▸ EXERCISE AIM
Scan the lines below for the word "name". Copy each line you find it in.

▸ DATA TO PROCESS
++++++
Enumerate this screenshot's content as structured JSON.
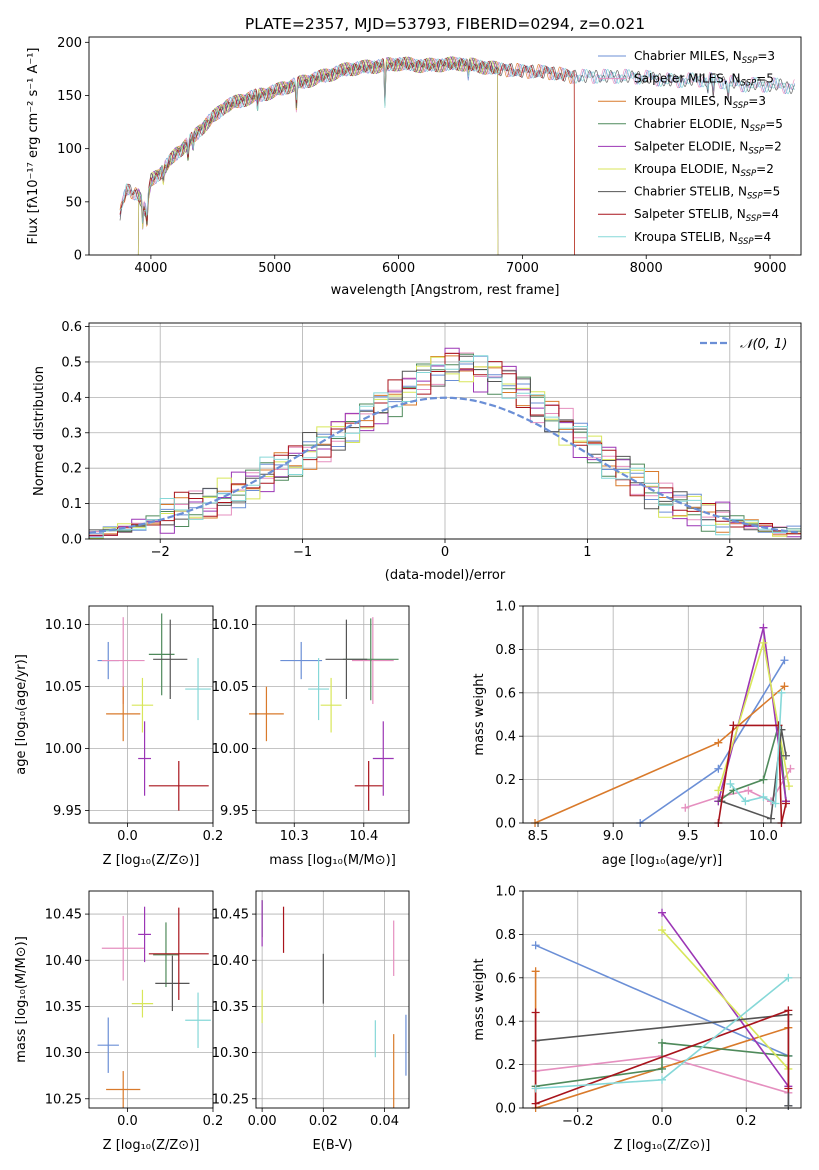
{
  "figure_title": "PLATE=2357, MJD=53793, FIBERID=0294, z=0.021",
  "series": [
    {
      "name": "Chabrier MILES",
      "nssp": "3",
      "color": "#6b8fd6"
    },
    {
      "name": "Salpeter MILES",
      "nssp": "5",
      "color": "#e58fbf"
    },
    {
      "name": "Kroupa MILES",
      "nssp": "3",
      "color": "#d97a2b"
    },
    {
      "name": "Chabrier ELODIE",
      "nssp": "5",
      "color": "#4f8a5b"
    },
    {
      "name": "Salpeter ELODIE",
      "nssp": "2",
      "color": "#9b35b5"
    },
    {
      "name": "Kroupa ELODIE",
      "nssp": "2",
      "color": "#d8e65a"
    },
    {
      "name": "Chabrier STELIB",
      "nssp": "5",
      "color": "#555555"
    },
    {
      "name": "Salpeter STELIB",
      "nssp": "4",
      "color": "#a8141c"
    },
    {
      "name": "Kroupa STELIB",
      "nssp": "4",
      "color": "#86d8d8"
    }
  ],
  "chart_data": [
    {
      "id": "spectrum",
      "type": "line",
      "title": "",
      "xlabel": "wavelength [Angstrom, rest frame]",
      "ylabel": "Flux [fλ10⁻¹⁷ erg cm⁻² s⁻¹ A⁻¹]",
      "xlim": [
        3500,
        9250
      ],
      "ylim": [
        0,
        205
      ],
      "xticks": [
        4000,
        5000,
        6000,
        7000,
        8000,
        9000
      ],
      "yticks": [
        0,
        50,
        100,
        150,
        200
      ],
      "grid": false,
      "legend": "upper right",
      "continuum": [
        [
          3750,
          38
        ],
        [
          3800,
          60
        ],
        [
          3900,
          58
        ],
        [
          3960,
          40
        ],
        [
          4000,
          70
        ],
        [
          4100,
          80
        ],
        [
          4200,
          95
        ],
        [
          4300,
          105
        ],
        [
          4400,
          118
        ],
        [
          4600,
          140
        ],
        [
          4800,
          148
        ],
        [
          5000,
          154
        ],
        [
          5150,
          160
        ],
        [
          5300,
          165
        ],
        [
          5600,
          175
        ],
        [
          5850,
          178
        ],
        [
          6000,
          180
        ],
        [
          6200,
          178
        ],
        [
          6500,
          180
        ],
        [
          6800,
          175
        ],
        [
          7000,
          173
        ],
        [
          7200,
          172
        ],
        [
          7400,
          168
        ],
        [
          7600,
          168
        ],
        [
          7800,
          168
        ],
        [
          8000,
          167
        ],
        [
          8200,
          164
        ],
        [
          8500,
          165
        ],
        [
          8800,
          160
        ],
        [
          9000,
          160
        ],
        [
          9200,
          158
        ]
      ],
      "dips": [
        {
          "center": 3934,
          "depth": 18
        },
        {
          "center": 3969,
          "depth": 16
        },
        {
          "center": 4101,
          "depth": 8
        },
        {
          "center": 4300,
          "depth": 12
        },
        {
          "center": 4340,
          "depth": 8
        },
        {
          "center": 4861,
          "depth": 10
        },
        {
          "center": 5175,
          "depth": 22
        },
        {
          "center": 5890,
          "depth": 35
        },
        {
          "center": 6563,
          "depth": 10
        },
        {
          "center": 8498,
          "depth": 10
        },
        {
          "center": 8542,
          "depth": 12
        },
        {
          "center": 8662,
          "depth": 12
        }
      ],
      "dropouts": [
        {
          "series": "Kroupa ELODIE",
          "ranges": [
            [
              3500,
              3900
            ],
            [
              6800,
              9250
            ]
          ]
        },
        {
          "series": "Chabrier ELODIE",
          "ranges": [
            [
              3500,
              3900
            ],
            [
              6800,
              9250
            ]
          ]
        },
        {
          "series": "Salpeter ELODIE",
          "ranges": [
            [
              3500,
              3900
            ],
            [
              6800,
              9250
            ]
          ]
        },
        {
          "series": "Kroupa MILES",
          "ranges": [
            [
              7420,
              9250
            ]
          ]
        },
        {
          "series": "Salpeter STELIB",
          "ranges": [
            [
              7420,
              9250
            ]
          ]
        }
      ]
    },
    {
      "id": "residuals",
      "type": "histogram",
      "xlabel": "(data-model)/error",
      "ylabel": "Normed distribution",
      "xlim": [
        -2.5,
        2.5
      ],
      "ylim": [
        0,
        0.61
      ],
      "xticks": [
        -2,
        -1,
        0,
        1,
        2
      ],
      "yticks": [
        0.0,
        0.1,
        0.2,
        0.3,
        0.4,
        0.5,
        0.6
      ],
      "grid": true,
      "legend": "upper right",
      "legend_label": "𝒩(0, 1)",
      "normal_color": "#6b8fd6",
      "bin_width": 0.1,
      "bin_start": -2.5,
      "profile": [
        0.01,
        0.02,
        0.03,
        0.04,
        0.05,
        0.06,
        0.08,
        0.09,
        0.1,
        0.12,
        0.14,
        0.16,
        0.18,
        0.2,
        0.22,
        0.25,
        0.27,
        0.3,
        0.32,
        0.34,
        0.37,
        0.4,
        0.43,
        0.46,
        0.48,
        0.5,
        0.49,
        0.47,
        0.46,
        0.45,
        0.42,
        0.38,
        0.35,
        0.32,
        0.28,
        0.25,
        0.22,
        0.2,
        0.17,
        0.14,
        0.11,
        0.09,
        0.08,
        0.07,
        0.06,
        0.05,
        0.04,
        0.03,
        0.02,
        0.02
      ]
    },
    {
      "id": "age_vs_Z",
      "type": "errorbar",
      "xlabel": "Z [log₁₀(Z/Z⊙)]",
      "ylabel": "age  [log₁₀(age/yr)]",
      "xlim": [
        -0.09,
        0.2
      ],
      "ylim": [
        9.94,
        10.115
      ],
      "xticks": [
        0.0,
        0.2
      ],
      "yticks": [
        9.95,
        10.0,
        10.05,
        10.1
      ],
      "grid": true,
      "points": [
        {
          "x": -0.045,
          "y": 10.071,
          "xerr": 0.025,
          "yerr": 0.015,
          "series": "Chabrier MILES"
        },
        {
          "x": -0.01,
          "y": 10.071,
          "xerr": 0.05,
          "yerr": 0.035,
          "series": "Salpeter MILES"
        },
        {
          "x": -0.01,
          "y": 10.028,
          "xerr": 0.04,
          "yerr": 0.022,
          "series": "Kroupa MILES"
        },
        {
          "x": 0.08,
          "y": 10.076,
          "xerr": 0.03,
          "yerr": 0.033,
          "series": "Chabrier ELODIE"
        },
        {
          "x": 0.04,
          "y": 9.992,
          "xerr": 0.015,
          "yerr": 0.03,
          "series": "Salpeter ELODIE"
        },
        {
          "x": 0.035,
          "y": 10.035,
          "xerr": 0.025,
          "yerr": 0.022,
          "series": "Kroupa ELODIE"
        },
        {
          "x": 0.1,
          "y": 10.072,
          "xerr": 0.04,
          "yerr": 0.032,
          "series": "Chabrier STELIB"
        },
        {
          "x": 0.12,
          "y": 9.97,
          "xerr": 0.07,
          "yerr": 0.02,
          "series": "Salpeter STELIB"
        },
        {
          "x": 0.165,
          "y": 10.048,
          "xerr": 0.03,
          "yerr": 0.025,
          "series": "Kroupa STELIB"
        }
      ]
    },
    {
      "id": "age_vs_mass",
      "type": "errorbar",
      "xlabel": "mass [log₁₀(M/M⊙)]",
      "ylabel": "",
      "xlim": [
        10.245,
        10.465
      ],
      "ylim": [
        9.94,
        10.115
      ],
      "xticks": [
        10.3,
        10.4
      ],
      "yticks": [
        9.95,
        10.0,
        10.05,
        10.1
      ],
      "grid": true,
      "points": [
        {
          "x": 10.31,
          "y": 10.071,
          "xerr": 0.03,
          "yerr": 0.015,
          "series": "Chabrier MILES"
        },
        {
          "x": 10.413,
          "y": 10.071,
          "xerr": 0.03,
          "yerr": 0.035,
          "series": "Salpeter MILES"
        },
        {
          "x": 10.26,
          "y": 10.028,
          "xerr": 0.025,
          "yerr": 0.022,
          "series": "Kroupa MILES"
        },
        {
          "x": 10.41,
          "y": 10.072,
          "xerr": 0.04,
          "yerr": 0.033,
          "series": "Chabrier ELODIE"
        },
        {
          "x": 10.428,
          "y": 9.992,
          "xerr": 0.015,
          "yerr": 0.03,
          "series": "Salpeter ELODIE"
        },
        {
          "x": 10.353,
          "y": 10.035,
          "xerr": 0.015,
          "yerr": 0.022,
          "series": "Kroupa ELODIE"
        },
        {
          "x": 10.375,
          "y": 10.072,
          "xerr": 0.03,
          "yerr": 0.032,
          "series": "Chabrier STELIB"
        },
        {
          "x": 10.407,
          "y": 9.97,
          "xerr": 0.02,
          "yerr": 0.02,
          "series": "Salpeter STELIB"
        },
        {
          "x": 10.335,
          "y": 10.048,
          "xerr": 0.015,
          "yerr": 0.025,
          "series": "Kroupa STELIB"
        }
      ]
    },
    {
      "id": "weight_vs_age",
      "type": "line",
      "xlabel": "age  [log₁₀(age/yr)]",
      "ylabel": "mass weight",
      "xlim": [
        8.4,
        10.25
      ],
      "ylim": [
        0,
        1
      ],
      "xticks": [
        8.5,
        9.0,
        9.5,
        10.0
      ],
      "yticks": [
        0.0,
        0.2,
        0.4,
        0.6,
        0.8,
        1.0
      ],
      "grid": true,
      "series_points": [
        {
          "series": "Chabrier MILES",
          "x": [
            9.18,
            9.7,
            10.14
          ],
          "y": [
            0.0,
            0.25,
            0.75
          ]
        },
        {
          "series": "Salpeter MILES",
          "x": [
            9.48,
            9.7,
            9.9,
            10.05,
            10.18
          ],
          "y": [
            0.07,
            0.12,
            0.15,
            0.1,
            0.25
          ]
        },
        {
          "series": "Kroupa MILES",
          "x": [
            8.48,
            9.7,
            10.14
          ],
          "y": [
            0.0,
            0.37,
            0.63
          ]
        },
        {
          "series": "Chabrier ELODIE",
          "x": [
            9.7,
            9.8,
            10.0,
            10.1,
            10.15
          ],
          "y": [
            0.1,
            0.15,
            0.2,
            0.45,
            0.1
          ]
        },
        {
          "series": "Salpeter ELODIE",
          "x": [
            9.7,
            10.0,
            10.15
          ],
          "y": [
            0.1,
            0.9,
            0.1
          ]
        },
        {
          "series": "Kroupa ELODIE",
          "x": [
            9.7,
            10.0,
            10.17
          ],
          "y": [
            0.15,
            0.83,
            0.17
          ]
        },
        {
          "series": "Chabrier STELIB",
          "x": [
            9.72,
            10.05,
            10.12,
            10.15
          ],
          "y": [
            0.1,
            0.02,
            0.43,
            0.31
          ]
        },
        {
          "series": "Salpeter STELIB",
          "x": [
            9.7,
            9.8,
            10.1,
            10.12,
            10.15
          ],
          "y": [
            0.0,
            0.45,
            0.45,
            0.0,
            0.09
          ]
        },
        {
          "series": "Kroupa STELIB",
          "x": [
            9.78,
            9.88,
            10.0,
            10.08,
            10.12
          ],
          "y": [
            0.18,
            0.1,
            0.12,
            0.09,
            0.6
          ]
        }
      ]
    },
    {
      "id": "mass_vs_Z",
      "type": "errorbar",
      "xlabel": "Z [log₁₀(Z/Z⊙)]",
      "ylabel": "mass [log₁₀(M/M⊙)]",
      "xlim": [
        -0.09,
        0.2
      ],
      "ylim": [
        10.24,
        10.475
      ],
      "xticks": [
        0.0,
        0.2
      ],
      "yticks": [
        10.25,
        10.3,
        10.35,
        10.4,
        10.45
      ],
      "grid": true,
      "points": [
        {
          "x": -0.045,
          "y": 10.308,
          "xerr": 0.025,
          "yerr": 0.03,
          "series": "Chabrier MILES"
        },
        {
          "x": -0.01,
          "y": 10.413,
          "xerr": 0.05,
          "yerr": 0.035,
          "series": "Salpeter MILES"
        },
        {
          "x": -0.01,
          "y": 10.26,
          "xerr": 0.04,
          "yerr": 0.02,
          "series": "Kroupa MILES"
        },
        {
          "x": 0.09,
          "y": 10.406,
          "xerr": 0.03,
          "yerr": 0.035,
          "series": "Chabrier ELODIE"
        },
        {
          "x": 0.04,
          "y": 10.428,
          "xerr": 0.015,
          "yerr": 0.03,
          "series": "Salpeter ELODIE"
        },
        {
          "x": 0.035,
          "y": 10.353,
          "xerr": 0.025,
          "yerr": 0.015,
          "series": "Kroupa ELODIE"
        },
        {
          "x": 0.105,
          "y": 10.375,
          "xerr": 0.04,
          "yerr": 0.03,
          "series": "Chabrier STELIB"
        },
        {
          "x": 0.12,
          "y": 10.407,
          "xerr": 0.07,
          "yerr": 0.05,
          "series": "Salpeter STELIB"
        },
        {
          "x": 0.165,
          "y": 10.335,
          "xerr": 0.03,
          "yerr": 0.03,
          "series": "Kroupa STELIB"
        }
      ]
    },
    {
      "id": "mass_vs_EBV",
      "type": "errorbar",
      "xlabel": "E(B-V)",
      "ylabel": "",
      "xlim": [
        -0.002,
        0.048
      ],
      "ylim": [
        10.24,
        10.475
      ],
      "xticks": [
        0.0,
        0.02,
        0.04
      ],
      "yticks": [
        10.25,
        10.3,
        10.35,
        10.4,
        10.45
      ],
      "grid": true,
      "points": [
        {
          "x": 0.047,
          "y": 10.308,
          "xerr": 0,
          "yerr": 0.033,
          "series": "Chabrier MILES"
        },
        {
          "x": 0.043,
          "y": 10.413,
          "xerr": 0,
          "yerr": 0.03,
          "series": "Salpeter MILES"
        },
        {
          "x": 0.043,
          "y": 10.28,
          "xerr": 0,
          "yerr": 0.04,
          "series": "Kroupa MILES"
        },
        {
          "x": 0.0,
          "y": 10.445,
          "xerr": 0,
          "yerr": 0.02,
          "series": "Chabrier ELODIE"
        },
        {
          "x": 0.0,
          "y": 10.44,
          "xerr": 0,
          "yerr": 0.025,
          "series": "Salpeter ELODIE"
        },
        {
          "x": 0.0,
          "y": 10.35,
          "xerr": 0,
          "yerr": 0.018,
          "series": "Kroupa ELODIE"
        },
        {
          "x": 0.02,
          "y": 10.38,
          "xerr": 0,
          "yerr": 0.027,
          "series": "Chabrier STELIB"
        },
        {
          "x": 0.007,
          "y": 10.433,
          "xerr": 0,
          "yerr": 0.025,
          "series": "Salpeter STELIB"
        },
        {
          "x": 0.037,
          "y": 10.315,
          "xerr": 0,
          "yerr": 0.02,
          "series": "Kroupa STELIB"
        }
      ]
    },
    {
      "id": "weight_vs_Z",
      "type": "line",
      "xlabel": "Z [log₁₀(Z/Z⊙)]",
      "ylabel": "mass weight",
      "xlim": [
        -0.33,
        0.33
      ],
      "ylim": [
        0,
        1
      ],
      "xticks": [
        -0.2,
        0.0,
        0.2
      ],
      "yticks": [
        0.0,
        0.2,
        0.4,
        0.6,
        0.8,
        1.0
      ],
      "grid": true,
      "series_points": [
        {
          "series": "Chabrier MILES",
          "x": [
            -0.3,
            0.3,
            0.3
          ],
          "y": [
            0.75,
            0.24,
            0.01
          ]
        },
        {
          "series": "Salpeter MILES",
          "x": [
            -0.3,
            0.0,
            0.3
          ],
          "y": [
            0.17,
            0.24,
            0.07
          ]
        },
        {
          "series": "Kroupa MILES",
          "x": [
            -0.3,
            -0.3,
            0.3
          ],
          "y": [
            0.63,
            0.0,
            0.37
          ]
        },
        {
          "series": "Chabrier ELODIE",
          "x": [
            -0.3,
            0.0,
            0.0,
            0.3
          ],
          "y": [
            0.1,
            0.18,
            0.3,
            0.24
          ]
        },
        {
          "series": "Salpeter ELODIE",
          "x": [
            0.0,
            0.3
          ],
          "y": [
            0.9,
            0.1
          ]
        },
        {
          "series": "Kroupa ELODIE",
          "x": [
            0.0,
            0.3
          ],
          "y": [
            0.82,
            0.18
          ]
        },
        {
          "series": "Chabrier STELIB",
          "x": [
            -0.3,
            0.3,
            0.3
          ],
          "y": [
            0.31,
            0.43,
            0.01
          ]
        },
        {
          "series": "Salpeter STELIB",
          "x": [
            -0.3,
            -0.3,
            0.3,
            0.3
          ],
          "y": [
            0.44,
            0.02,
            0.45,
            0.09
          ]
        },
        {
          "series": "Kroupa STELIB",
          "x": [
            -0.3,
            0.0,
            0.3
          ],
          "y": [
            0.09,
            0.13,
            0.6
          ]
        }
      ]
    }
  ]
}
++++++
▸ COMPLETE OUTPUT
      "name": "Chabrier MILES",
      "name": "Salpeter MILES",
      "name": "Kroupa MILES",
      "name": "Chabrier ELODIE",
      "name": "Salpeter ELODIE",
      "name": "Kroupa ELODIE",
      "name": "Chabrier STELIB",
      "name": "Salpeter STELIB",
      "name": "Kroupa STELIB",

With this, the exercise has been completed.